_PROVIDED MATERIAL_:

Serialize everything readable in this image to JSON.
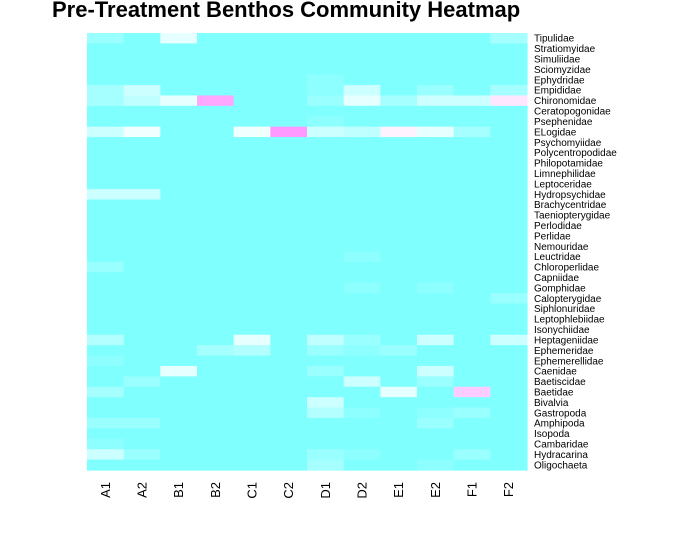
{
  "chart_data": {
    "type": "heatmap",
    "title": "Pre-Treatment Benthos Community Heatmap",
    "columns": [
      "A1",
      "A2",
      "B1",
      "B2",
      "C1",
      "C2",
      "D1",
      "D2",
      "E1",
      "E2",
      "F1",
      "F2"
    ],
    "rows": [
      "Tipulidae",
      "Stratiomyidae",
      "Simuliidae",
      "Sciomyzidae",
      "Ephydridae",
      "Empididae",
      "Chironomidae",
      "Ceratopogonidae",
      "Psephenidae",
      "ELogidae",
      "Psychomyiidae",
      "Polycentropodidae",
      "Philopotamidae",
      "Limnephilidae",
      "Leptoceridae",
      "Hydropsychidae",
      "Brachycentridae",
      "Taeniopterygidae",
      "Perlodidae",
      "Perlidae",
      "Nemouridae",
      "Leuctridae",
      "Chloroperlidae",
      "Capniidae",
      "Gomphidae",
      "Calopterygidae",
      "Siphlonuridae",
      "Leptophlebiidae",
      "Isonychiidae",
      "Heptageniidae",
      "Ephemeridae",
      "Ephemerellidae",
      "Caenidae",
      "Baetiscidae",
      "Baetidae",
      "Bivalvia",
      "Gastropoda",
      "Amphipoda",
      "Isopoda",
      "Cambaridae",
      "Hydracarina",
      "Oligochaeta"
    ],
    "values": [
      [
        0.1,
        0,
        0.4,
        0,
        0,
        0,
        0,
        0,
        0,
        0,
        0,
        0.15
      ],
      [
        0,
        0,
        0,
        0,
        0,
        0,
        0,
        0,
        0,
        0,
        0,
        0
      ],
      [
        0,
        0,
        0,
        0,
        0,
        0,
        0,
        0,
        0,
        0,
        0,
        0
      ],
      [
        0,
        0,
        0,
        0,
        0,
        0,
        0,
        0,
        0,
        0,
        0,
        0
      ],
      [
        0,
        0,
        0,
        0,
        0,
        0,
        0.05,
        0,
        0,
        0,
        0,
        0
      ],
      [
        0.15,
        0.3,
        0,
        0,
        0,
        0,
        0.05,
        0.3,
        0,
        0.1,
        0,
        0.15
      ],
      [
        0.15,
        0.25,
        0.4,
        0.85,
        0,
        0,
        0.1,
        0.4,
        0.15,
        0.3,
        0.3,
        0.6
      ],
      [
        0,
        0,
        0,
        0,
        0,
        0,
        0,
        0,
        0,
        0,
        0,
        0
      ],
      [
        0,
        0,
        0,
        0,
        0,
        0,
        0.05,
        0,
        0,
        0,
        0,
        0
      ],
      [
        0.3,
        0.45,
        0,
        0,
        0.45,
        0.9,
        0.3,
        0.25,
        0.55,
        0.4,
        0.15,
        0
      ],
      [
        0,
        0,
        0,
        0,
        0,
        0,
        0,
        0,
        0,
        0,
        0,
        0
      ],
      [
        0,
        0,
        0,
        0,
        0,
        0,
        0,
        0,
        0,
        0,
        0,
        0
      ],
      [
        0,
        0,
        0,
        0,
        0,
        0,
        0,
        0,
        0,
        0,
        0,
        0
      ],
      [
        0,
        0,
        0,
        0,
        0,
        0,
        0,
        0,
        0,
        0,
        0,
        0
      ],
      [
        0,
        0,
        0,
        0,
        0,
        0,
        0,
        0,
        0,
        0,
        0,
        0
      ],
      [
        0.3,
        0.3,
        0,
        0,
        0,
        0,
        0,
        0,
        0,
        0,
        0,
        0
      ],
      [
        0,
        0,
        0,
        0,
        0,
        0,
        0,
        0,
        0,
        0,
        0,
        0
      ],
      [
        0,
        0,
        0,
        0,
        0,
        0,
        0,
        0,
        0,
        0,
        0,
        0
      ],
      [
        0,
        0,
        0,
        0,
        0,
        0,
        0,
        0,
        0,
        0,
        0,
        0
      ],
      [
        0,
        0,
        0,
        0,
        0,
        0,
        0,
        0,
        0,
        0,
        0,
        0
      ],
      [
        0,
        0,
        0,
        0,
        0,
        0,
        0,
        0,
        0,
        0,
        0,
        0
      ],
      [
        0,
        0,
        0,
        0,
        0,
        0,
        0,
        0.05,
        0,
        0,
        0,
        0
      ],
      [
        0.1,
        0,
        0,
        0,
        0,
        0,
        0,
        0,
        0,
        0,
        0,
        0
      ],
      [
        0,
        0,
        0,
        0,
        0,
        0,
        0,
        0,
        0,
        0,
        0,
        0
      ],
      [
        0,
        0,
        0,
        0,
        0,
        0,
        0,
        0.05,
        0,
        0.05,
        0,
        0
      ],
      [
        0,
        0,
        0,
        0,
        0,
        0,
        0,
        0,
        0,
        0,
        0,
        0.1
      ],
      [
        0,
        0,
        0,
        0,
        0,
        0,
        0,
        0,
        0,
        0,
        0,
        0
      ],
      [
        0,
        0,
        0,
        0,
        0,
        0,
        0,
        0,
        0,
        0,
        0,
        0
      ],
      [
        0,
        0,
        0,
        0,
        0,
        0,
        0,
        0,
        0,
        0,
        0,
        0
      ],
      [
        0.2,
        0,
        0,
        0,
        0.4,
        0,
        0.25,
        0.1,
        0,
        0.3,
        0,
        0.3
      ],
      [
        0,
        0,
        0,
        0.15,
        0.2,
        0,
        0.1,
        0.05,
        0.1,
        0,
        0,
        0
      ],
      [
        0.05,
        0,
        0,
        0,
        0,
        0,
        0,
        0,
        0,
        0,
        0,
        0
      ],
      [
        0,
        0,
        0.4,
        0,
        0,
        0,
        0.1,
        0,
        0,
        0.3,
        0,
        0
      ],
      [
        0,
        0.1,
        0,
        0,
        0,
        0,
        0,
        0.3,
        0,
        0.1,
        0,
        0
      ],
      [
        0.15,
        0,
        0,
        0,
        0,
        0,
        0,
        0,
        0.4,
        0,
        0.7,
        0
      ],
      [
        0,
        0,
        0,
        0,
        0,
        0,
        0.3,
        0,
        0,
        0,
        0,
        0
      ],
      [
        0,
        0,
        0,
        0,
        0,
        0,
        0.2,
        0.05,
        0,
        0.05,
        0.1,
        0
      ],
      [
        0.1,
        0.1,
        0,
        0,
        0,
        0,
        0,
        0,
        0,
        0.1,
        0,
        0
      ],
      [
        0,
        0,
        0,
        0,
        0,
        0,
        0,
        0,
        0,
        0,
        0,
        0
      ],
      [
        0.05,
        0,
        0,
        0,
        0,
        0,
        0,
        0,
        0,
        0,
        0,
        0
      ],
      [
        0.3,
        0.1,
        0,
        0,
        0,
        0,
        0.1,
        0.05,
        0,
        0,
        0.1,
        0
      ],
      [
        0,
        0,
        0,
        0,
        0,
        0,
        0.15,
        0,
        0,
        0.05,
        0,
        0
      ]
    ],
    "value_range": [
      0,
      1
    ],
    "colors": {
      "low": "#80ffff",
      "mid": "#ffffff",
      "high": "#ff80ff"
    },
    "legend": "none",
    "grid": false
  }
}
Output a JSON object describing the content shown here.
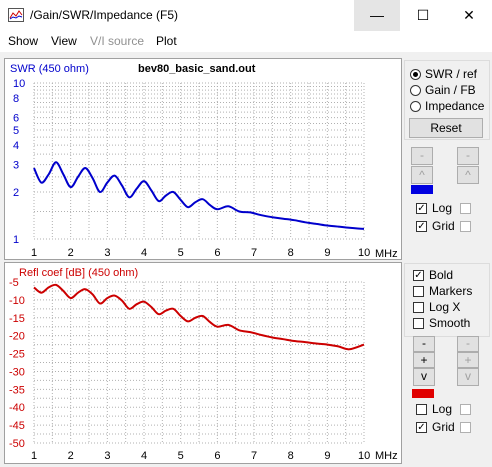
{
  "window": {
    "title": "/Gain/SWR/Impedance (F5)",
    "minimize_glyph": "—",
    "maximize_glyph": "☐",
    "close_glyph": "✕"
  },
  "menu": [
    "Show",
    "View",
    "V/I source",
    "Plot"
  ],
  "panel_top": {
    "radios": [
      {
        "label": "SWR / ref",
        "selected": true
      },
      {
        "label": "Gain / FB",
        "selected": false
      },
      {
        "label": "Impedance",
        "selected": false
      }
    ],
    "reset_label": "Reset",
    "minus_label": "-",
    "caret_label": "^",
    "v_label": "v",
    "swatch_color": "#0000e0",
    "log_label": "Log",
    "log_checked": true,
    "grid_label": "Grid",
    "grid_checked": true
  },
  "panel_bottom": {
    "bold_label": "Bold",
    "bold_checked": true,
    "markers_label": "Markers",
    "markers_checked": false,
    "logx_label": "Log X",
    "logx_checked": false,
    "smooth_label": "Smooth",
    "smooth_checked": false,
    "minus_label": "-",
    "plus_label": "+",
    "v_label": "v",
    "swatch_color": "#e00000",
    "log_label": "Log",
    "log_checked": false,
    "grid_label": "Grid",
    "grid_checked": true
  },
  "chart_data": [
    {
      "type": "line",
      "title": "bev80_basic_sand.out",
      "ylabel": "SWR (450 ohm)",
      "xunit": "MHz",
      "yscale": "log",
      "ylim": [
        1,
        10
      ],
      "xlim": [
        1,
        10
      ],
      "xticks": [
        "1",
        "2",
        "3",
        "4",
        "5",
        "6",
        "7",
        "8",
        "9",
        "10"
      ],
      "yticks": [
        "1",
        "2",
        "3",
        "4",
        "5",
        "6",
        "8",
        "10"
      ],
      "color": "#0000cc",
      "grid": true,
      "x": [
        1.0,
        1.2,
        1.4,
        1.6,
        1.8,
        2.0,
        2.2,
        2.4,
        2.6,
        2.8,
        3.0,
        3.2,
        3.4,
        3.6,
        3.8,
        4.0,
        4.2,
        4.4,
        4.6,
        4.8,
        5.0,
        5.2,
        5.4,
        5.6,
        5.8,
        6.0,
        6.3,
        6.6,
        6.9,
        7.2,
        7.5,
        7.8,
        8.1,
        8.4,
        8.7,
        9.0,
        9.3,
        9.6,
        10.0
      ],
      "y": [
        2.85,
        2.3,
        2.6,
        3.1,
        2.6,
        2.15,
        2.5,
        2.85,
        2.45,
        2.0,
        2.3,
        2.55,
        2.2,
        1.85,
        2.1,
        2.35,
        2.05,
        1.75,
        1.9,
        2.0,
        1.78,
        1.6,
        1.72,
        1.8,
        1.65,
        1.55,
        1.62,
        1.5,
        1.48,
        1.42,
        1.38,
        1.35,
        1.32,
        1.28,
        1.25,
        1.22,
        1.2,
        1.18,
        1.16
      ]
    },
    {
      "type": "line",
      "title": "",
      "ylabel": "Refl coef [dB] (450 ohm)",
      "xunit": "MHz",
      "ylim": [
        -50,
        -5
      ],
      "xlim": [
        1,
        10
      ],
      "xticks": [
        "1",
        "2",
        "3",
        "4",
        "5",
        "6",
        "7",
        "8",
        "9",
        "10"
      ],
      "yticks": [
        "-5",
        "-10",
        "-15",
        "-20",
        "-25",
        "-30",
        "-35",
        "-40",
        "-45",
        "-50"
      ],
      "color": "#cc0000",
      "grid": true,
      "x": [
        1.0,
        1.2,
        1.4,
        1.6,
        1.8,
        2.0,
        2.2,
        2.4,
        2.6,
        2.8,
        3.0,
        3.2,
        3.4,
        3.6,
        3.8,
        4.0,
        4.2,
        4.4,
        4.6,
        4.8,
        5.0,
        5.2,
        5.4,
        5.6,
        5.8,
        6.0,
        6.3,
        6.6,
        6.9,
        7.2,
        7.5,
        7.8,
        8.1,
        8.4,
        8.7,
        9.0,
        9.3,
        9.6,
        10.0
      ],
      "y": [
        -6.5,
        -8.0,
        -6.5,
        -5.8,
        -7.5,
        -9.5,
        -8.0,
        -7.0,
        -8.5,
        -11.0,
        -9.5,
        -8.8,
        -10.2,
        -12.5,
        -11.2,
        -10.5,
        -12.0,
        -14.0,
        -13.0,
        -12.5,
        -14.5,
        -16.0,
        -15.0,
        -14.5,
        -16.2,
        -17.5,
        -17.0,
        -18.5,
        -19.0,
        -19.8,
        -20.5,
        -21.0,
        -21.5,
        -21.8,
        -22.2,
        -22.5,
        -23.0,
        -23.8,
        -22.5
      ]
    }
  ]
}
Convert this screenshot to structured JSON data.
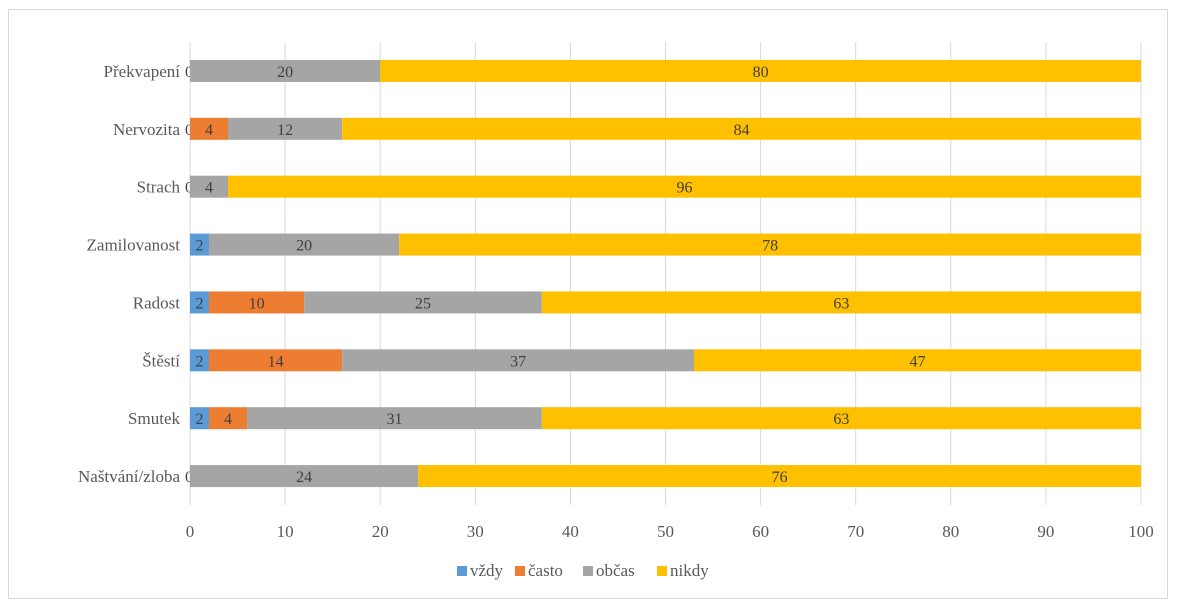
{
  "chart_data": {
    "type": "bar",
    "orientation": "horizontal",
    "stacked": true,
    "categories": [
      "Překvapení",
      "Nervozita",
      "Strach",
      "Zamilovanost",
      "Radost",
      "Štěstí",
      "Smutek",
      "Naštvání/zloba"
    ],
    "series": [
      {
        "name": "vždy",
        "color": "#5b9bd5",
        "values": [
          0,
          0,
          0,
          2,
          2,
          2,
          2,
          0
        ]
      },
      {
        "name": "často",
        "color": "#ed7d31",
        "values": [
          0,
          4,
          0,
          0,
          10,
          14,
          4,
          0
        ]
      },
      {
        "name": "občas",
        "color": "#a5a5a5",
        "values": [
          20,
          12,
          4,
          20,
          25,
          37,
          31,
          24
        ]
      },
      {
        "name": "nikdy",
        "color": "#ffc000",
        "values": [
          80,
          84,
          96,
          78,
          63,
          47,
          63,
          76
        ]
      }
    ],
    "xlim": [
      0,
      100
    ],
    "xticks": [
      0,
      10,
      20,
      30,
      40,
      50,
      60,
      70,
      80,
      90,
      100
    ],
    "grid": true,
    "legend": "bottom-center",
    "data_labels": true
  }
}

_EXERCISE BRIEF_: Go through the records and copy each line with "type" in it.

_FINAL RESULT_:
    "type": "heatmap",
      "type": "line",
      "type": "line",
    "type": "bar",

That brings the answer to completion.